* Start GIVEN DATA *

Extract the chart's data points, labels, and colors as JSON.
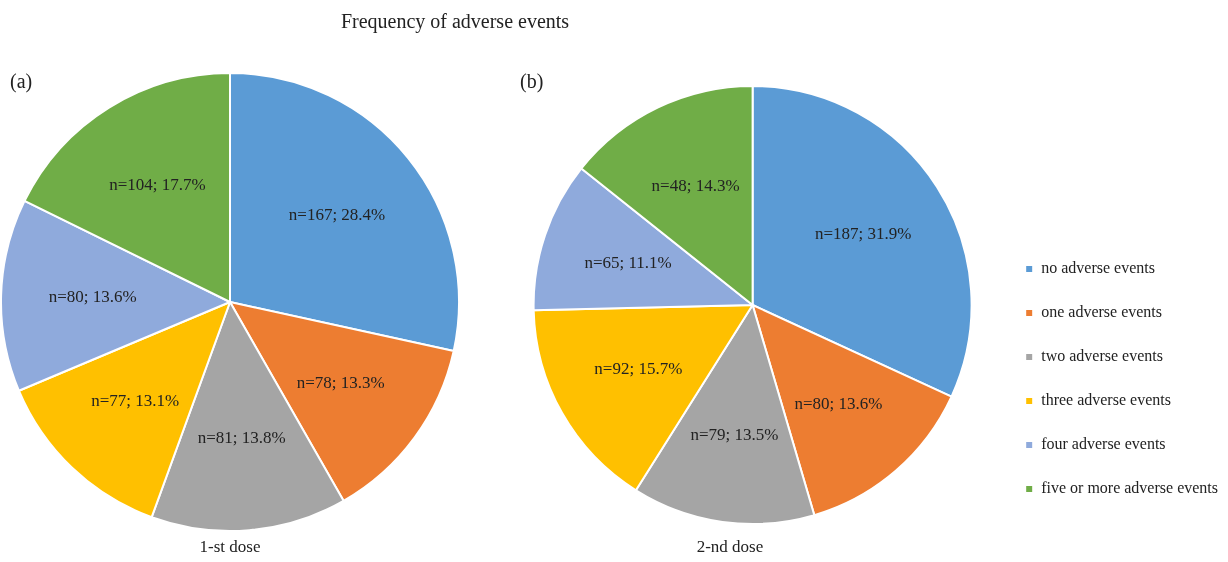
{
  "chart_data": [
    {
      "type": "pie",
      "title": "Frequency of adverse events",
      "categories": [
        null,
        null,
        null,
        null,
        null,
        null
      ],
      "values": [
        28.4,
        13.3,
        13.8,
        13.1,
        13.6,
        17.7
      ],
      "value_labels": [
        "n=167; 28.4%",
        "n=78; 13.3%",
        "n=81; 13.8%",
        "n=77; 13.1%",
        "n=80; 13.6%",
        "n=104; 17.7%"
      ],
      "colors": [
        "#5b9bd5",
        "#ed7d31",
        "#a5a5a5",
        "#ffc000",
        "#8faadc",
        "#70ad47"
      ],
      "annotations": [
        "(a)",
        "1-st dose"
      ],
      "legend": false
    },
    {
      "type": "pie",
      "categories": [
        "no adverse events",
        "one adverse events",
        "two adverse events",
        "three adverse events",
        "four adverse events",
        "five or more adverse events"
      ],
      "values": [
        31.9,
        13.6,
        13.5,
        15.7,
        11.1,
        14.3
      ],
      "value_labels": [
        "n=187; 31.9%",
        "n=80; 13.6%",
        "n=79; 13.5%",
        "n=92; 15.7%",
        "n=65; 11.1%",
        "n=48; 14.3%"
      ],
      "colors": [
        "#5b9bd5",
        "#ed7d31",
        "#a5a5a5",
        "#ffc000",
        "#8faadc",
        "#70ad47"
      ],
      "annotations": [
        "(b)",
        "2-nd dose"
      ],
      "legend": "right"
    }
  ]
}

* End GIVEN DATA *

* [THE TASK]: Extract the entries in full, exactly as they are, minus the pictures.

* [FULL RESPONSE]:
Extract the chart's data points, labels, and colors as JSON.
{
  "chart_data": [
    {
      "type": "pie",
      "title": "Frequency of adverse events",
      "categories": [
        null,
        null,
        null,
        null,
        null,
        null
      ],
      "values": [
        28.4,
        13.3,
        13.8,
        13.1,
        13.6,
        17.7
      ],
      "value_labels": [
        "n=167; 28.4%",
        "n=78; 13.3%",
        "n=81; 13.8%",
        "n=77; 13.1%",
        "n=80; 13.6%",
        "n=104; 17.7%"
      ],
      "colors": [
        "#5b9bd5",
        "#ed7d31",
        "#a5a5a5",
        "#ffc000",
        "#8faadc",
        "#70ad47"
      ],
      "annotations": [
        "(a)",
        "1-st dose"
      ],
      "legend": false
    },
    {
      "type": "pie",
      "categories": [
        "no adverse events",
        "one adverse events",
        "two adverse events",
        "three adverse events",
        "four adverse events",
        "five or more adverse events"
      ],
      "values": [
        31.9,
        13.6,
        13.5,
        15.7,
        11.1,
        14.3
      ],
      "value_labels": [
        "n=187; 31.9%",
        "n=80; 13.6%",
        "n=79; 13.5%",
        "n=92; 15.7%",
        "n=65; 11.1%",
        "n=48; 14.3%"
      ],
      "colors": [
        "#5b9bd5",
        "#ed7d31",
        "#a5a5a5",
        "#ffc000",
        "#8faadc",
        "#70ad47"
      ],
      "annotations": [
        "(b)",
        "2-nd dose"
      ],
      "legend": "right"
    }
  ]
}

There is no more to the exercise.